─── EXTRAIT CITÉ
Deux de nos amis nous ont quittés (J.Coppé et J. Robiane)

8 février, 2011

Joseph Coppé, éditorialiste et directeur de LA WALLONIE décédé ce 16 janvier en sa 84e année


Les morts se suivent et ne se ressemblent pas. Il y a une dizaine de jours, Joseph COPPE, brillant directeur de La Wallonie et remarquable éditorialiste prompt à défendre les Wallons à Bruxelles et la gauche progressiste partout, nous quittait sans grand bruit. La semaine dernière, le silence était encore plus assourdissant au moment où Janine ROBIANE tirait sa dernière révérence.

Pourtant, chacun dans leur spécialité, Joseph COPPE et Janine ROBIANE avaient brillé au firmament des vedettes liégeoises, qu’on n’appelait pas encore des « people ».

Et chacun d’eux emporte un monde avec lui.

Avec le départ de Joseph, c’était un peu comme si le cliquetis des linotypes, le brouhaha des salles de rédaction et la force profonde de l’analyse correcte avaient fermé leur quartier général.

Il n’y eut pas beaucoup de mots pour celui qui, de son fauteuil à La Wallonie, avec d’autres grands disparus comme Jean-Pierre VANDERMEUSE ou, à sa façon, Pol VANDROMME, était de ceux qui tenaient tête à la meute des éditorialistes flamands conduits alors par Manu RUYS, dans des propos recueillis et transmis chaque matin par le Centre de Production de Liège, disparu lui aussi avec la Tour Piedboeuf.

Une seule plume s’était cassée, mais c’est tout le peuple de gauche wallon qui était plongé dans un grand silence dont on ne voit pas qui peut, ni surtout qui veut, le remplacer si c’est possible, ou du moins poursuivre sa mission.

Janine Robiane

Janine ROBIANE avait, elle aussi, ses préférences politiques, qu’elle ne cachait pas à ses proches, mais qui ne faisaient pas partie de son personnage.
──────
─── DONNÉES FOURNIES
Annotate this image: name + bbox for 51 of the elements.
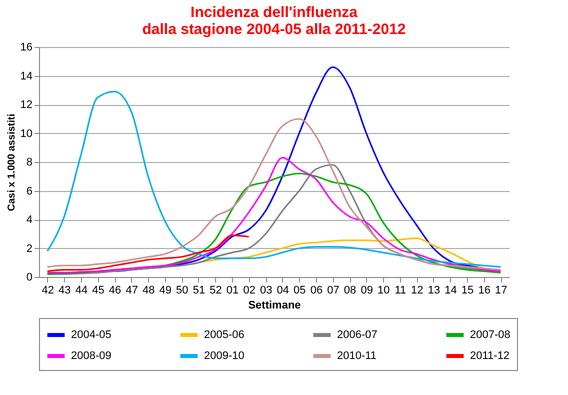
x-tick-label: 16	[478, 284, 490, 296]
x-tick-label: 13	[428, 284, 440, 296]
x-tick-label: 15	[461, 284, 474, 296]
legend-label: 2007-08	[470, 329, 510, 341]
x-axis-title: Settimane	[248, 300, 301, 312]
x-tick-label: 06	[310, 284, 323, 296]
x-tick-label: 02	[243, 284, 256, 296]
x-tick-label: 17	[494, 284, 508, 296]
x-tick-label: 43	[58, 284, 71, 296]
x-tick-label: 11	[394, 284, 406, 296]
x-tick-label: 51	[192, 284, 206, 296]
x-tick-label: 10	[377, 284, 390, 296]
x-tick-label: 12	[411, 284, 424, 296]
x-tick-label: 47	[126, 284, 138, 296]
x-tick-label: 52	[210, 284, 222, 296]
x-tick-label: 09	[360, 284, 373, 296]
y-tick-label: 8	[26, 156, 32, 168]
x-tick-label: 48	[142, 284, 155, 296]
x-tick-label: 44	[75, 284, 88, 296]
x-tick-label: 42	[42, 284, 54, 296]
legend-label: 2011-12	[470, 350, 510, 362]
chart-title: Incidenza dell'influenza dalla stagione 2004-05 alla 2011-2012	[142, 4, 406, 38]
x-tick-label: 07	[327, 284, 340, 296]
y-tick-label: 4	[26, 214, 32, 226]
x-tick-label: 03	[260, 284, 272, 296]
line-series	[46, 234, 250, 272]
x-tick-label: 04	[276, 284, 290, 296]
y-tick-label: 6	[26, 185, 32, 198]
line-series	[46, 118, 502, 271]
y-tick-label: 16	[20, 42, 32, 54]
legend-label: 2008-09	[71, 350, 112, 362]
y-tick-label: 10	[20, 128, 32, 140]
y-tick-label: 14	[20, 70, 32, 82]
x-tick-label: 14	[444, 284, 457, 296]
legend-label: 2004-05	[71, 329, 112, 341]
x-tick-label: 50	[176, 284, 188, 296]
legend-label: 2009-10	[204, 350, 244, 362]
y-tick-label: 0	[26, 272, 32, 284]
line-series	[46, 90, 502, 268]
legend-label: 2005-06	[204, 329, 244, 341]
y-axis-title: Casi x 1.000 assistiti	[6, 114, 18, 212]
x-tick-label: 45	[92, 284, 104, 296]
x-tick-label: 05	[294, 284, 306, 296]
legend-label: 2006-07	[337, 329, 378, 341]
x-tick-label: 08	[344, 284, 356, 296]
y-tick-label: 2	[26, 242, 32, 255]
legend-label: 2010-11	[337, 350, 377, 362]
y-tick-label: 12	[20, 99, 32, 111]
x-tick-label: 49	[159, 284, 172, 296]
x-tick-label: 01	[226, 284, 239, 296]
x-tick-label: 46	[108, 284, 122, 296]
──────
_CONSIGNE 1_: Résumez en deux phrases l'hommage à Joseph Coppé et Janine Robiane.
_CONSIGNE 2_: Reprenez l'hommage à Joseph Coppé et Janine Robiane à la suite de sa dernière phrase.
Les entrées n'ont aucun lien avec l'hommage à Joseph Coppé et Janine Robiane.

_RÉSULTAT 1_: Joseph Coppé, directeur et éditorialiste de La Wallonie qui défendait les Wallons à Bruxelles et la gauche progressiste, est mort sans grand bruit, et le départ de Janine Robiane, survenu ensuite, fut plus silencieux encore. Tous deux avaient brillé parmi les vedettes liégeoises, et la disparition de Coppé plonge le peuple de gauche wallon dans un silence que personne ne semble pouvoir ni vouloir rompre.

_RÉSULTAT 2_:
Avec elle, c’est le monde du théâtre liégeois, dont elle était devenue la doyenne, qui tombait en deuil.

Ici encore, un seul souffle s’arrêtait mais toute l’ancienne salle du Gymnase retenait sa respiration. Janine ROBIANE était en effet devenue la dernière survivante de la grande époque JOOSEN, puisqu’Arlette BIERNAUX, René RONGE et bien d’autres l’avaient précédée dans le silence.

Les survivants de son public - - plusieurs générations - - entendront encore les rires, se sentiront encore frissonner, admireront encore le port brillant d’une interprète hors-pair, hélas en souvenir seulement.

A l’école du Gymnase, elle avait tout joué, de la soubrette à la reine, en passant par les femmes de tous âges et de toutes conditions. Je la revois encore, saisie par l’émotion, le grand soir de la dernière des dernières, lorsque René RONGE, domptant le bouleversement qu’il ressentait, et dans un silence religieux du public, lut le fabuleux Adieu au Gymnase, promis à la disparition par des édiles irresponsables, et jamais remplacé.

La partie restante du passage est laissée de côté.